Figure record extracts
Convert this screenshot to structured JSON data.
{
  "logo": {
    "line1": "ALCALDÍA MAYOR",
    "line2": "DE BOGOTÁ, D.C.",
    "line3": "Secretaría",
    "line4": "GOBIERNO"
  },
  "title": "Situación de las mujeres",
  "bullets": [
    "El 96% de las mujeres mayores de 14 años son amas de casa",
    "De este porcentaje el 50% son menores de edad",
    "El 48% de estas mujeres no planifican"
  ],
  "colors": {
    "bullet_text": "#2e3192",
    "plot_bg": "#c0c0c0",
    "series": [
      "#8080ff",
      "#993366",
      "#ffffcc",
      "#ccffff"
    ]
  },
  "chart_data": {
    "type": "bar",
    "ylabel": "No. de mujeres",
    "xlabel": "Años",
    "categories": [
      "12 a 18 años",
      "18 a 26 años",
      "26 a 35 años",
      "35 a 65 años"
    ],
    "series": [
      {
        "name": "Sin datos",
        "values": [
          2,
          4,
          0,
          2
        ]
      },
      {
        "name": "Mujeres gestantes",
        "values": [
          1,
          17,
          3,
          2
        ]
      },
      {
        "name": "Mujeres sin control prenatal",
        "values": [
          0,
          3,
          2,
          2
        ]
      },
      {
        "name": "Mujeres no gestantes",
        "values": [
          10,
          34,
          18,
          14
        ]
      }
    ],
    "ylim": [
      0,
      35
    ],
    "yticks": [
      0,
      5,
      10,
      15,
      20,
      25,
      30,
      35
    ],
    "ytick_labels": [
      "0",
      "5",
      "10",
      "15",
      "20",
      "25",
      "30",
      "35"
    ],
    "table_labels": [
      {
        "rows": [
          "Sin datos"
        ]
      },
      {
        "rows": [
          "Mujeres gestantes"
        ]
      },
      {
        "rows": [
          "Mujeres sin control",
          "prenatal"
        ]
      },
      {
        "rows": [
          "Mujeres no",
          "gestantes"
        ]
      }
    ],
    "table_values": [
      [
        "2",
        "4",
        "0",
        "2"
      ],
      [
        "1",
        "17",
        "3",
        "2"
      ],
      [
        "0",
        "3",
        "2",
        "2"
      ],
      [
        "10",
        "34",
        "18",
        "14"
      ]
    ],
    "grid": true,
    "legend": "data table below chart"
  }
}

Written problem
Generate an exact reproduction of all entries.

Exercise output
Convert this screenshot to structured JSON data.
{
  "logo": {
    "line1": "ALCALDÍA MAYOR",
    "line2": "DE BOGOTÁ, D.C.",
    "line3": "Secretaría",
    "line4": "GOBIERNO"
  },
  "title": "Situación de las mujeres",
  "bullets": [
    "El 96% de las mujeres mayores de 14 años son amas de casa",
    "De este porcentaje el 50% son menores de edad",
    "El 48% de estas mujeres no planifican"
  ],
  "colors": {
    "bullet_text": "#2e3192",
    "plot_bg": "#c0c0c0",
    "series": [
      "#8080ff",
      "#993366",
      "#ffffcc",
      "#ccffff"
    ]
  },
  "chart_data": {
    "type": "bar",
    "ylabel": "No. de mujeres",
    "xlabel": "Años",
    "categories": [
      "12 a 18 años",
      "18 a 26 años",
      "26 a 35 años",
      "35 a 65 años"
    ],
    "series": [
      {
        "name": "Sin datos",
        "values": [
          2,
          4,
          0,
          2
        ]
      },
      {
        "name": "Mujeres gestantes",
        "values": [
          1,
          17,
          3,
          2
        ]
      },
      {
        "name": "Mujeres sin control prenatal",
        "values": [
          0,
          3,
          2,
          2
        ]
      },
      {
        "name": "Mujeres no gestantes",
        "values": [
          10,
          34,
          18,
          14
        ]
      }
    ],
    "ylim": [
      0,
      35
    ],
    "yticks": [
      0,
      5,
      10,
      15,
      20,
      25,
      30,
      35
    ],
    "ytick_labels": [
      "0",
      "5",
      "10",
      "15",
      "20",
      "25",
      "30",
      "35"
    ],
    "table_labels": [
      {
        "rows": [
          "Sin datos"
        ]
      },
      {
        "rows": [
          "Mujeres gestantes"
        ]
      },
      {
        "rows": [
          "Mujeres sin control",
          "prenatal"
        ]
      },
      {
        "rows": [
          "Mujeres no",
          "gestantes"
        ]
      }
    ],
    "table_values": [
      [
        "2",
        "4",
        "0",
        "2"
      ],
      [
        "1",
        "17",
        "3",
        "2"
      ],
      [
        "0",
        "3",
        "2",
        "2"
      ],
      [
        "10",
        "34",
        "18",
        "14"
      ]
    ],
    "grid": true,
    "legend": "data table below chart"
  }
}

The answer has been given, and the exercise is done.